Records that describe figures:
......
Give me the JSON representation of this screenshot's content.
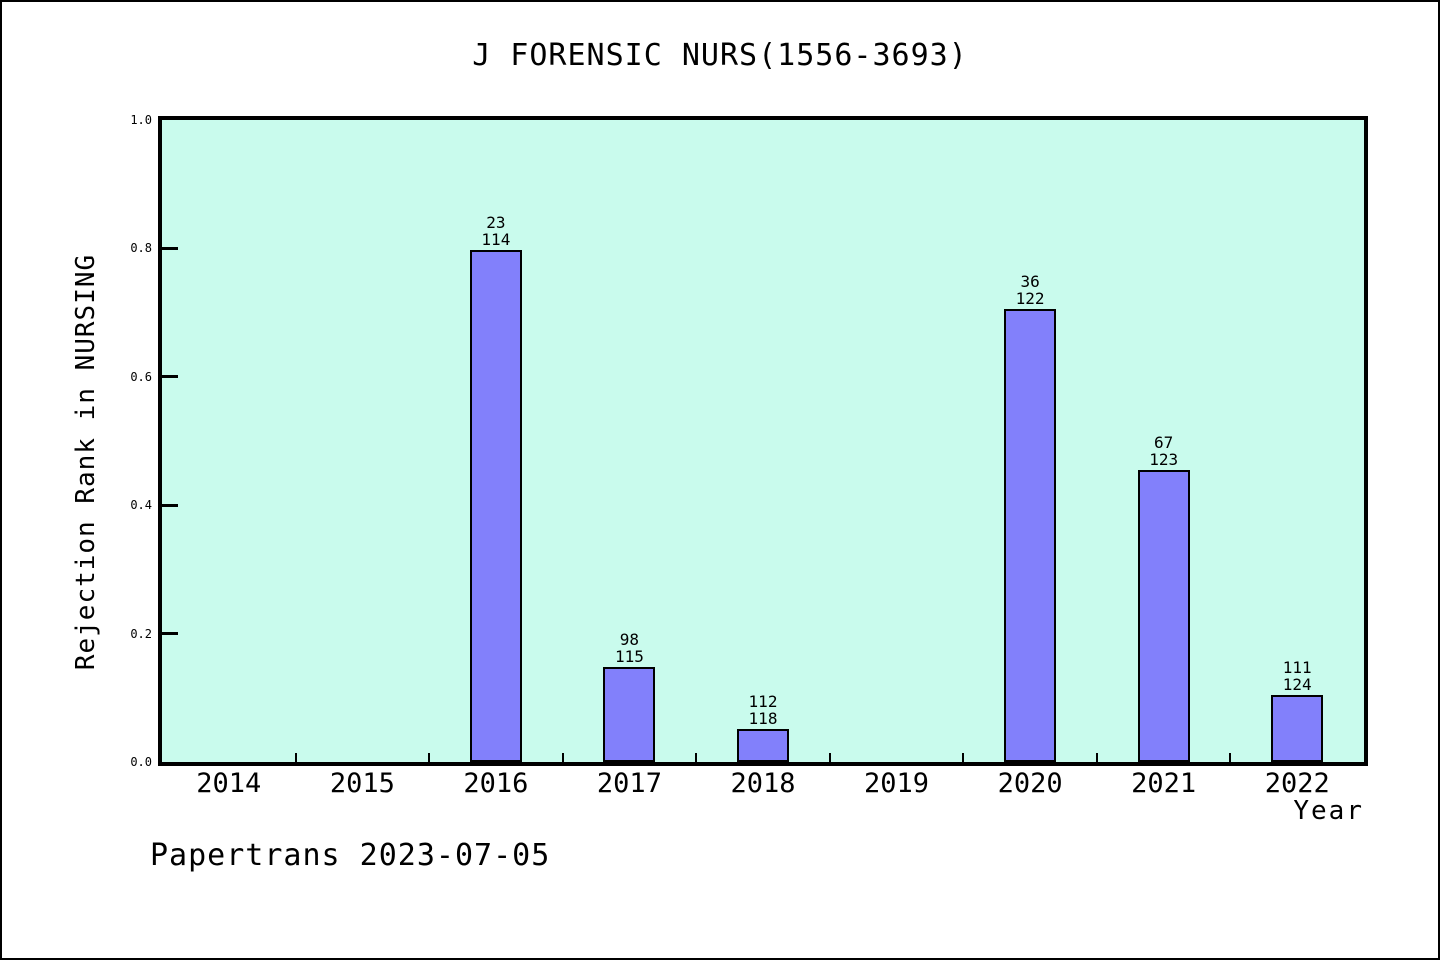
{
  "watermark": "Papertrans 2023-07-05",
  "chart_data": {
    "type": "bar",
    "title": "J FORENSIC NURS(1556-3693)",
    "xlabel": "Year",
    "ylabel": "Rejection Rank in NURSING",
    "categories": [
      "2014",
      "2015",
      "2016",
      "2017",
      "2018",
      "2019",
      "2020",
      "2021",
      "2022"
    ],
    "values": [
      null,
      null,
      0.798,
      0.148,
      0.051,
      null,
      0.705,
      0.455,
      0.105
    ],
    "bar_annotations": [
      null,
      null,
      {
        "rank": "23",
        "total": "114"
      },
      {
        "rank": "98",
        "total": "115"
      },
      {
        "rank": "112",
        "total": "118"
      },
      null,
      {
        "rank": "36",
        "total": "122"
      },
      {
        "rank": "67",
        "total": "123"
      },
      {
        "rank": "111",
        "total": "124"
      }
    ],
    "ylim": [
      0,
      1
    ],
    "yticks": [
      0.0,
      0.2,
      0.4,
      0.6,
      0.8,
      1.0
    ],
    "ytick_labels": [
      "0.0",
      "0.2",
      "0.4",
      "0.6",
      "0.8",
      "1.0"
    ],
    "grid": false,
    "legend": null,
    "colors": {
      "bar_fill": "#8280fb",
      "bar_edge": "#000000",
      "plot_background": "#c9fbed",
      "figure_background": "#ffffff",
      "text": "#000000"
    }
  }
}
......
Filter the entries and copy out every line with the word "total".

        "total": "114"
        "total": "115"
        "total": "118"
        "total": "122"
        "total": "123"
        "total": "124"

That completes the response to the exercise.